Exercise instructions: Pull out every line with the word "type".
--- BEGIN ---
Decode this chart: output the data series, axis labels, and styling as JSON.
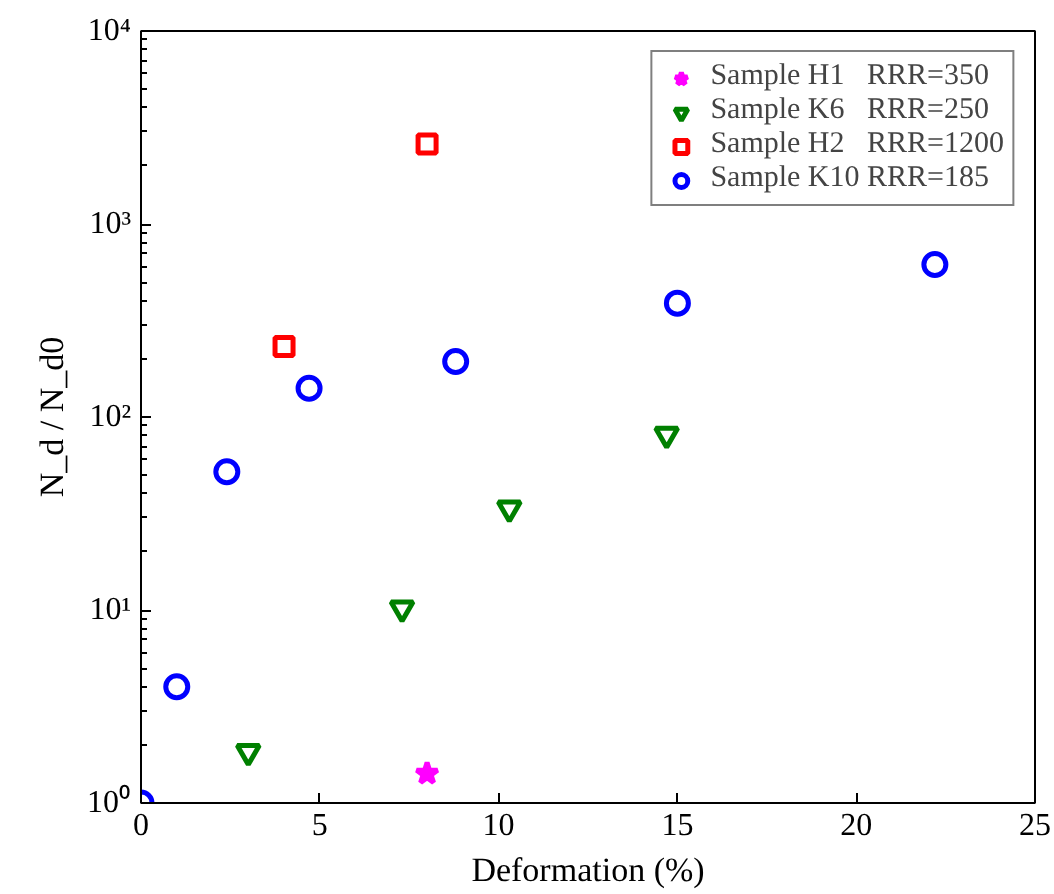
{
  "chart_data": {
    "type": "scatter",
    "xlabel": "Deformation (%)",
    "ylabel": "N_d / N_d0",
    "log": "y",
    "grid": false,
    "legend": "top right",
    "xlim": [
      0,
      25
    ],
    "xticks": [
      0,
      5,
      10,
      15,
      20,
      25
    ],
    "ylim": [
      1,
      10000
    ],
    "yticks": [
      {
        "value": 1,
        "label": "10⁰"
      },
      {
        "value": 10,
        "label": "10¹"
      },
      {
        "value": 100,
        "label": "10²"
      },
      {
        "value": 1000,
        "label": "10³"
      },
      {
        "value": 10000,
        "label": "10⁴"
      }
    ],
    "series": [
      {
        "name": "Sample H1   RRR=350",
        "color": "#ff00ff",
        "marker": "star",
        "x": [
          8
        ],
        "values": [
          1.42
        ]
      },
      {
        "name": "Sample K6   RRR=250",
        "color": "#008000",
        "marker": "triangle",
        "x": [
          3,
          7.3,
          10.3,
          14.7
        ],
        "values": [
          1.84,
          10.2,
          33.6,
          81
        ]
      },
      {
        "name": "Sample H2   RRR=1200",
        "color": "#ff0000",
        "marker": "square",
        "x": [
          4,
          8
        ],
        "values": [
          232,
          2600
        ]
      },
      {
        "name": "Sample K10 RRR=185",
        "color": "#0000ff",
        "marker": "circle",
        "x": [
          0,
          1.0,
          2.4,
          4.7,
          8.8,
          15.0,
          22.2
        ],
        "values": [
          1,
          4.0,
          52,
          141,
          194,
          389,
          617
        ]
      }
    ]
  }
}
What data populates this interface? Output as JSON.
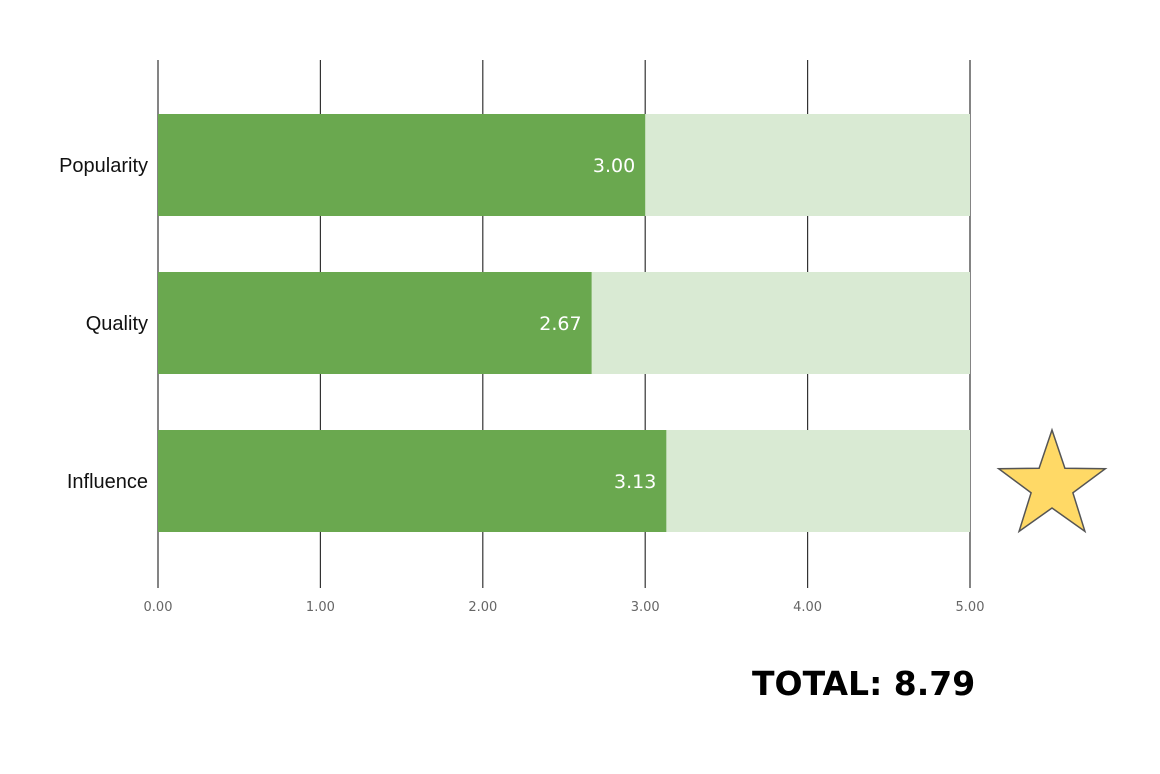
{
  "chart_data": {
    "type": "bar",
    "orientation": "horizontal",
    "stacked_background": true,
    "categories": [
      "Popularity",
      "Quality",
      "Influence"
    ],
    "values": [
      3.0,
      2.67,
      3.13
    ],
    "value_labels": [
      "3.00",
      "2.67",
      "3.13"
    ],
    "max_value": 5.0,
    "xlim": [
      0,
      5
    ],
    "xticks": [
      0,
      1,
      2,
      3,
      4,
      5
    ],
    "xtick_labels": [
      "0.00",
      "1.00",
      "2.00",
      "3.00",
      "4.00",
      "5.00"
    ],
    "grid": true,
    "legend": "none",
    "highlighted_category": "Influence",
    "highlight_icon": "star-icon"
  },
  "colors": {
    "bar_fill": "#6aa84f",
    "bar_remainder": "#d9ead3",
    "gridline": "#333333",
    "star_fill": "#ffd966",
    "star_stroke": "#555555"
  },
  "total_label": "TOTAL: 8.79"
}
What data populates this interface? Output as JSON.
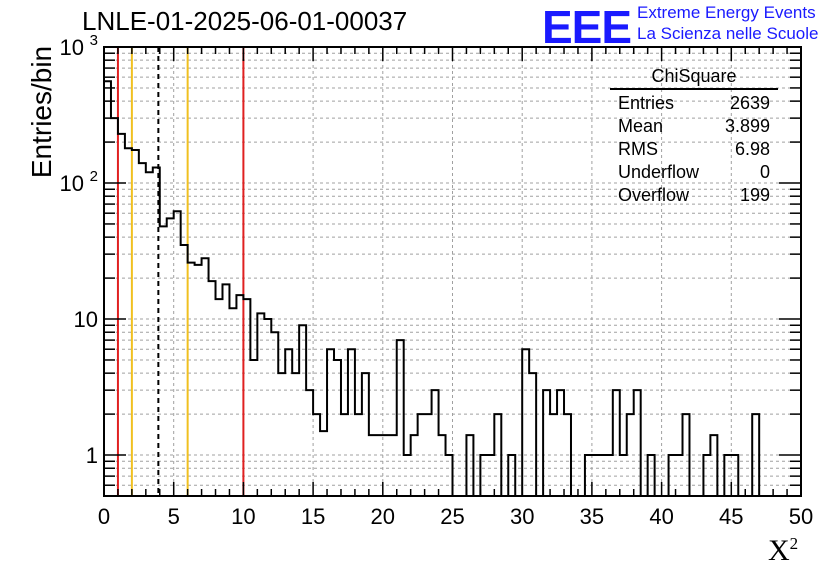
{
  "header": {
    "title": "LNLE-01-2025-06-01-00037",
    "logo_text": "EEE",
    "brand_line1": "Extreme Energy Events",
    "brand_line2": "La Scienza nelle Scuole"
  },
  "stats_box": {
    "title": "ChiSquare",
    "rows": [
      {
        "label": "Entries",
        "value": "2639"
      },
      {
        "label": "Mean",
        "value": "3.899"
      },
      {
        "label": "RMS",
        "value": "6.98"
      },
      {
        "label": "Underflow",
        "value": "0"
      },
      {
        "label": "Overflow",
        "value": "199"
      }
    ]
  },
  "colors": {
    "red_line": "#e02020",
    "yellow_line": "#f0c020",
    "dashed_line": "#000000",
    "histogram": "#000000",
    "grid": "#a0a0a0",
    "brand": "#1a1aff"
  },
  "chart_data": {
    "type": "histogram",
    "title": "LNLE-01-2025-06-01-00037",
    "xlabel": "X",
    "xlabel_superscript": "2",
    "ylabel": "Entries/bin",
    "xlim": [
      0,
      50
    ],
    "ylim": [
      0.5,
      1000
    ],
    "y_scale": "log",
    "grid": true,
    "bin_width": 0.5,
    "x_ticks": [
      "0",
      "5",
      "10",
      "15",
      "20",
      "25",
      "30",
      "35",
      "40",
      "45",
      "50"
    ],
    "y_ticks": [
      {
        "value": 1,
        "label": "1"
      },
      {
        "value": 10,
        "label": "10"
      },
      {
        "value": 100,
        "label": "10",
        "exp": "2"
      },
      {
        "value": 1000,
        "label": "10",
        "exp": "3"
      }
    ],
    "values": [
      560,
      300,
      230,
      180,
      175,
      140,
      120,
      130,
      48,
      55,
      62,
      35,
      26,
      25,
      28,
      19,
      14,
      18,
      12,
      15,
      14,
      5,
      11,
      10,
      8,
      4,
      6,
      4,
      9,
      3,
      2,
      1.5,
      6,
      5,
      2,
      6,
      2,
      4,
      1.4,
      1.4,
      1.4,
      1.4,
      7,
      1,
      1.4,
      2,
      2,
      3,
      1.4,
      1,
      0,
      0,
      1.4,
      0,
      1,
      1,
      2,
      0,
      1,
      0,
      6,
      4,
      0,
      3,
      2,
      3,
      2,
      0,
      0,
      1,
      1,
      1,
      1,
      3,
      1,
      2,
      3,
      0,
      1,
      0,
      0,
      1,
      1,
      2,
      0,
      0,
      1,
      1.4,
      0,
      1,
      1,
      0,
      0,
      2,
      0,
      0,
      0,
      0,
      0,
      0
    ],
    "vertical_lines": [
      {
        "x": 1,
        "style": "red"
      },
      {
        "x": 2,
        "style": "yellow"
      },
      {
        "x": 3.899,
        "style": "dashed"
      },
      {
        "x": 6,
        "style": "yellow"
      },
      {
        "x": 10,
        "style": "red"
      }
    ]
  }
}
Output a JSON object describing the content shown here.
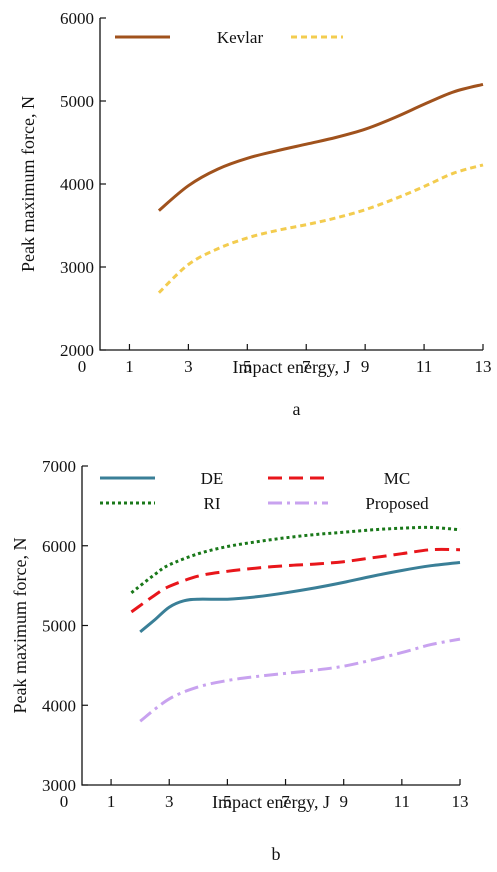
{
  "chart_data": [
    {
      "type": "line",
      "caption": "a",
      "xlabel": "Impact energy, J",
      "ylabel": "Peak maximum force, N",
      "xlim": [
        0,
        13
      ],
      "ylim": [
        2000,
        6000
      ],
      "xticks": [
        0,
        1,
        3,
        5,
        7,
        9,
        11,
        13
      ],
      "yticks": [
        2000,
        3000,
        4000,
        5000,
        6000
      ],
      "grid": false,
      "legend_position": "top",
      "series": [
        {
          "name": "Kevlar",
          "color": "#a0521d",
          "style": "solid",
          "x": [
            2,
            3,
            4,
            5,
            6,
            7,
            8,
            9,
            10,
            11,
            12,
            13
          ],
          "y": [
            3680,
            3980,
            4180,
            4310,
            4400,
            4480,
            4560,
            4660,
            4800,
            4960,
            5110,
            5200
          ]
        },
        {
          "name": "",
          "color": "#f3cc4f",
          "style": "dashed",
          "x": [
            2,
            3,
            4,
            5,
            6,
            7,
            8,
            9,
            10,
            11,
            12,
            13
          ],
          "y": [
            2690,
            3030,
            3220,
            3350,
            3440,
            3510,
            3590,
            3690,
            3820,
            3970,
            4130,
            4230
          ]
        }
      ]
    },
    {
      "type": "line",
      "caption": "b",
      "xlabel": "Impact energy, J",
      "ylabel": "Peak maximum force, N",
      "xlim": [
        0,
        13
      ],
      "ylim": [
        3000,
        7000
      ],
      "xticks": [
        0,
        1,
        3,
        5,
        7,
        9,
        11,
        13
      ],
      "yticks": [
        3000,
        4000,
        5000,
        6000,
        7000
      ],
      "grid": false,
      "legend_position": "top",
      "series": [
        {
          "name": "DE",
          "color": "#3a7f97",
          "style": "solid",
          "x": [
            2,
            2.5,
            3,
            3.5,
            4,
            5,
            6,
            7,
            8,
            9,
            10,
            11,
            12,
            13
          ],
          "y": [
            4920,
            5070,
            5230,
            5310,
            5330,
            5330,
            5360,
            5410,
            5470,
            5540,
            5620,
            5690,
            5750,
            5790
          ]
        },
        {
          "name": "MC",
          "color": "#e8161b",
          "style": "longdash",
          "x": [
            1.7,
            2.5,
            3,
            4,
            5,
            6,
            7,
            8,
            9,
            10,
            11,
            12,
            13
          ],
          "y": [
            5170,
            5380,
            5490,
            5620,
            5680,
            5720,
            5750,
            5770,
            5800,
            5850,
            5900,
            5950,
            5950
          ]
        },
        {
          "name": "RI",
          "color": "#197819",
          "style": "dotted",
          "x": [
            1.7,
            2.5,
            3,
            4,
            5,
            6,
            7,
            8,
            9,
            10,
            11,
            12,
            13
          ],
          "y": [
            5410,
            5640,
            5760,
            5900,
            5990,
            6050,
            6100,
            6140,
            6170,
            6200,
            6220,
            6230,
            6200
          ]
        },
        {
          "name": "Proposed",
          "color": "#c8a2ef",
          "style": "dashdot",
          "x": [
            2,
            3,
            4,
            5,
            6,
            7,
            8,
            9,
            10,
            11,
            12,
            13
          ],
          "y": [
            3800,
            4080,
            4230,
            4310,
            4360,
            4400,
            4440,
            4490,
            4570,
            4660,
            4760,
            4830
          ]
        }
      ]
    }
  ]
}
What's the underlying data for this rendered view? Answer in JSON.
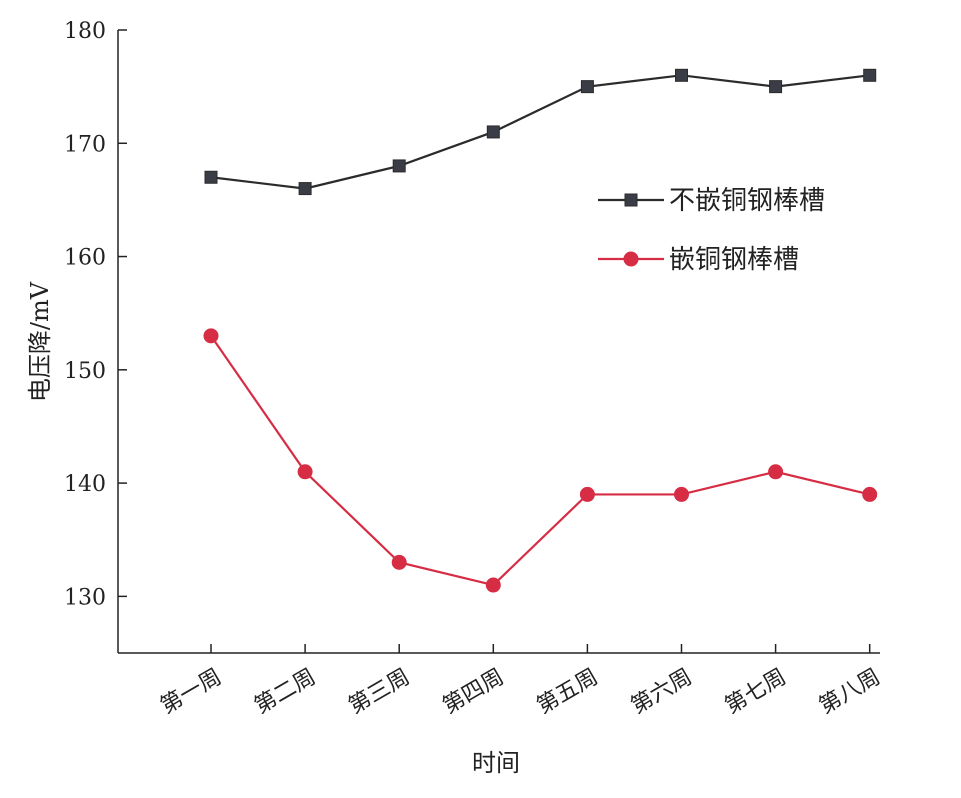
--- END ---
Correct output:
    "type": "scatter",
    "type": "bar",
    "type": "histogram",
      "type": "line",
      "type": "line",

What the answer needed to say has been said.